**TASK GOAL:**
Below is a listing; copy all of it exactly.

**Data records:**

[BEGIN]

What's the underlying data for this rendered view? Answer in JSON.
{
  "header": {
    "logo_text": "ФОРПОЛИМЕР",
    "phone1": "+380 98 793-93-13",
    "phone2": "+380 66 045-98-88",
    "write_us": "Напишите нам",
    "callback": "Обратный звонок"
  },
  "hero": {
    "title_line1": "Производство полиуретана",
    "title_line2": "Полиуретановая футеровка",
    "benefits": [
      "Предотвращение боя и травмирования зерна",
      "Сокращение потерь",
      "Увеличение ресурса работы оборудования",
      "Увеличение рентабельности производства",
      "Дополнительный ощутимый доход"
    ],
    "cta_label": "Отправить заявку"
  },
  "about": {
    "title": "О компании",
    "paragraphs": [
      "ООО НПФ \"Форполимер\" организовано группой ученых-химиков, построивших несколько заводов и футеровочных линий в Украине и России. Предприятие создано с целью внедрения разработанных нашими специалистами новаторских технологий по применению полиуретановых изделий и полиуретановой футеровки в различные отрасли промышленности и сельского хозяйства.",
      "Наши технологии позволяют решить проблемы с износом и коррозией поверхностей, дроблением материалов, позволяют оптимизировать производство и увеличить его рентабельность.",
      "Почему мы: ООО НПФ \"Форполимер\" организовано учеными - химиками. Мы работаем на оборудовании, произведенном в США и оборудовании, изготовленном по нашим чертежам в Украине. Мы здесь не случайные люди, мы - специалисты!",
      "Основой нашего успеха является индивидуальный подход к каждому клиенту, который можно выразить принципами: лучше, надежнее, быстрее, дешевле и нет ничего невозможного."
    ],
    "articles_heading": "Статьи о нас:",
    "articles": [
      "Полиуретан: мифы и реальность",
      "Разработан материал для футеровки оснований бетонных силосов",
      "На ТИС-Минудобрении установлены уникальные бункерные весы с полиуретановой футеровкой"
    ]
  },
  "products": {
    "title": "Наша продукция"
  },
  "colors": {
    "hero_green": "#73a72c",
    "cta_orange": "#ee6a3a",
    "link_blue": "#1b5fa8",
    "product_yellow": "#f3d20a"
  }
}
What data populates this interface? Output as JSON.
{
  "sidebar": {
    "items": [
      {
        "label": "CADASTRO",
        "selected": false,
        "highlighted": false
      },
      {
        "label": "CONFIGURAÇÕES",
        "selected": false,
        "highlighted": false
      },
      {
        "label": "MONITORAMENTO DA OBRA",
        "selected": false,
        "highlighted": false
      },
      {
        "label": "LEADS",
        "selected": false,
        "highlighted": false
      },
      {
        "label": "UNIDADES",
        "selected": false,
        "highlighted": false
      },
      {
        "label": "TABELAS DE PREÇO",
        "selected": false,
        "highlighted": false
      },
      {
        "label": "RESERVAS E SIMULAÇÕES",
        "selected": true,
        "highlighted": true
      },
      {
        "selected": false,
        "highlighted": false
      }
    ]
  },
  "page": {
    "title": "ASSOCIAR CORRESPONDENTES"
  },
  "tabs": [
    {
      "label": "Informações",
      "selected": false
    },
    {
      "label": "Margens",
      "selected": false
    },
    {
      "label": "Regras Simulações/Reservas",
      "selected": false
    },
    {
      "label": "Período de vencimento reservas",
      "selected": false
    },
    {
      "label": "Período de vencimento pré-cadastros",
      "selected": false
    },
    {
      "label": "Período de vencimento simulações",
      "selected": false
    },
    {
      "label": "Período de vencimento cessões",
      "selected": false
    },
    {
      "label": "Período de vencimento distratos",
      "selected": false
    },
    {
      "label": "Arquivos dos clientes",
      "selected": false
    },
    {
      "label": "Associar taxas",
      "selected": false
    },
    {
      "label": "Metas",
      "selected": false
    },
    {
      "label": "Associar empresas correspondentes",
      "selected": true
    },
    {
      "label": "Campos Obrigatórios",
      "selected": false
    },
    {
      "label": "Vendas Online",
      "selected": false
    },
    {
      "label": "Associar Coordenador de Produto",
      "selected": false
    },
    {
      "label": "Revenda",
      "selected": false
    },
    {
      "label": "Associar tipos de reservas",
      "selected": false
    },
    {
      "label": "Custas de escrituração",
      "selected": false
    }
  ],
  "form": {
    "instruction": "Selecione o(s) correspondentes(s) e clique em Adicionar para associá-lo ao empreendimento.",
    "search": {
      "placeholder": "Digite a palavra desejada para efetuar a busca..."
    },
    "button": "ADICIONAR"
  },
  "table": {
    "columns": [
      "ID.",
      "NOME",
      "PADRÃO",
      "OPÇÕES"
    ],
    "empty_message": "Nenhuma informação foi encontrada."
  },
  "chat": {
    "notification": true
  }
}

[END]

**SOLUTION TO THE PROBLEM:**
What's the underlying data for this rendered view? Answer in JSON.
{
  "header": {
    "logo_text": "ФОРПОЛИМЕР",
    "phone1": "+380 98 793-93-13",
    "phone2": "+380 66 045-98-88",
    "write_us": "Напишите нам",
    "callback": "Обратный звонок"
  },
  "hero": {
    "title_line1": "Производство полиуретана",
    "title_line2": "Полиуретановая футеровка",
    "benefits": [
      "Предотвращение боя и травмирования зерна",
      "Сокращение потерь",
      "Увеличение ресурса работы оборудования",
      "Увеличение рентабельности производства",
      "Дополнительный ощутимый доход"
    ],
    "cta_label": "Отправить заявку"
  },
  "about": {
    "title": "О компании",
    "paragraphs": [
      "ООО НПФ \"Форполимер\" организовано группой ученых-химиков, построивших несколько заводов и футеровочных линий в Украине и России. Предприятие создано с целью внедрения разработанных нашими специалистами новаторских технологий по применению полиуретановых изделий и полиуретановой футеровки в различные отрасли промышленности и сельского хозяйства.",
      "Наши технологии позволяют решить проблемы с износом и коррозией поверхностей, дроблением материалов, позволяют оптимизировать производство и увеличить его рентабельность.",
      "Почему мы: ООО НПФ \"Форполимер\" организовано учеными - химиками. Мы работаем на оборудовании, произведенном в США и оборудовании, изготовленном по нашим чертежам в Украине. Мы здесь не случайные люди, мы - специалисты!",
      "Основой нашего успеха является индивидуальный подход к каждому клиенту, который можно выразить принципами: лучше, надежнее, быстрее, дешевле и нет ничего невозможного."
    ],
    "articles_heading": "Статьи о нас:",
    "articles": [
      "Полиуретан: мифы и реальность",
      "Разработан материал для футеровки оснований бетонных силосов",
      "На ТИС-Минудобрении установлены уникальные бункерные весы с полиуретановой футеровкой"
    ]
  },
  "products": {
    "title": "Наша продукция"
  },
  "colors": {
    "hero_green": "#73a72c",
    "cta_orange": "#ee6a3a",
    "link_blue": "#1b5fa8",
    "product_yellow": "#f3d20a"
  }
}
What data populates this interface? Output as JSON.
{
  "sidebar": {
    "items": [
      {
        "label": "CADASTRO",
        "selected": false,
        "highlighted": false
      },
      {
        "label": "CONFIGURAÇÕES",
        "selected": false,
        "highlighted": false
      },
      {
        "label": "MONITORAMENTO DA OBRA",
        "selected": false,
        "highlighted": false
      },
      {
        "label": "LEADS",
        "selected": false,
        "highlighted": false
      },
      {
        "label": "UNIDADES",
        "selected": false,
        "highlighted": false
      },
      {
        "label": "TABELAS DE PREÇO",
        "selected": false,
        "highlighted": false
      },
      {
        "label": "RESERVAS E SIMULAÇÕES",
        "selected": true,
        "highlighted": true
      },
      {
        "selected": false,
        "highlighted": false
      }
    ]
  },
  "page": {
    "title": "ASSOCIAR CORRESPONDENTES"
  },
  "tabs": [
    {
      "label": "Informações",
      "selected": false
    },
    {
      "label": "Margens",
      "selected": false
    },
    {
      "label": "Regras Simulações/Reservas",
      "selected": false
    },
    {
      "label": "Período de vencimento reservas",
      "selected": false
    },
    {
      "label": "Período de vencimento pré-cadastros",
      "selected": false
    },
    {
      "label": "Período de vencimento simulações",
      "selected": false
    },
    {
      "label": "Período de vencimento cessões",
      "selected": false
    },
    {
      "label": "Período de vencimento distratos",
      "selected": false
    },
    {
      "label": "Arquivos dos clientes",
      "selected": false
    },
    {
      "label": "Associar taxas",
      "selected": false
    },
    {
      "label": "Metas",
      "selected": false
    },
    {
      "label": "Associar empresas correspondentes",
      "selected": true
    },
    {
      "label": "Campos Obrigatórios",
      "selected": false
    },
    {
      "label": "Vendas Online",
      "selected": false
    },
    {
      "label": "Associar Coordenador de Produto",
      "selected": false
    },
    {
      "label": "Revenda",
      "selected": false
    },
    {
      "label": "Associar tipos de reservas",
      "selected": false
    },
    {
      "label": "Custas de escrituração",
      "selected": false
    }
  ],
  "form": {
    "instruction": "Selecione o(s) correspondentes(s) e clique em Adicionar para associá-lo ao empreendimento.",
    "search": {
      "placeholder": "Digite a palavra desejada para efetuar a busca..."
    },
    "button": "ADICIONAR"
  },
  "table": {
    "columns": [
      "ID.",
      "NOME",
      "PADRÃO",
      "OPÇÕES"
    ],
    "empty_message": "Nenhuma informação foi encontrada."
  },
  "chat": {
    "notification": true
  }
}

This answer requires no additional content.